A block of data
★ ★ ★ ★ ★ ★ ★
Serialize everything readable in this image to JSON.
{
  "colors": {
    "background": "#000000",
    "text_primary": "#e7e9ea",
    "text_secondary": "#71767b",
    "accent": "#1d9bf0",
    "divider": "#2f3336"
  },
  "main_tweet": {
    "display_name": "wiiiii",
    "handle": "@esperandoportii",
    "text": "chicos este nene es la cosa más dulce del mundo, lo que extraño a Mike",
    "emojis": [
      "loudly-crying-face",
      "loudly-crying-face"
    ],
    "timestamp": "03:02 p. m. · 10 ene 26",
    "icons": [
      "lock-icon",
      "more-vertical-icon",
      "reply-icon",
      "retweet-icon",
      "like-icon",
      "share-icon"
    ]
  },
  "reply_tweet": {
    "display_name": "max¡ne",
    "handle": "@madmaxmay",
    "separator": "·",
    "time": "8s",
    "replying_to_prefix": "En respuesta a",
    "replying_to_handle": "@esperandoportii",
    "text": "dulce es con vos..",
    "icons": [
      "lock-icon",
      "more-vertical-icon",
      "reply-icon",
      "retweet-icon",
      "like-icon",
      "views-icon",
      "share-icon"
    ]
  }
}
★ ★ ★ ★ ★ ★ ★
## WHAT IS ASKED
Output the data above exactly, please, line for line.

## SOLUTION FOR THIS PROBLEM
Serialize everything readable in this image to JSON.
{
  "colors": {
    "background": "#000000",
    "text_primary": "#e7e9ea",
    "text_secondary": "#71767b",
    "accent": "#1d9bf0",
    "divider": "#2f3336"
  },
  "main_tweet": {
    "display_name": "wiiiii",
    "handle": "@esperandoportii",
    "text": "chicos este nene es la cosa más dulce del mundo, lo que extraño a Mike",
    "emojis": [
      "loudly-crying-face",
      "loudly-crying-face"
    ],
    "timestamp": "03:02 p. m. · 10 ene 26",
    "icons": [
      "lock-icon",
      "more-vertical-icon",
      "reply-icon",
      "retweet-icon",
      "like-icon",
      "share-icon"
    ]
  },
  "reply_tweet": {
    "display_name": "max¡ne",
    "handle": "@madmaxmay",
    "separator": "·",
    "time": "8s",
    "replying_to_prefix": "En respuesta a",
    "replying_to_handle": "@esperandoportii",
    "text": "dulce es con vos..",
    "icons": [
      "lock-icon",
      "more-vertical-icon",
      "reply-icon",
      "retweet-icon",
      "like-icon",
      "views-icon",
      "share-icon"
    ]
  }
}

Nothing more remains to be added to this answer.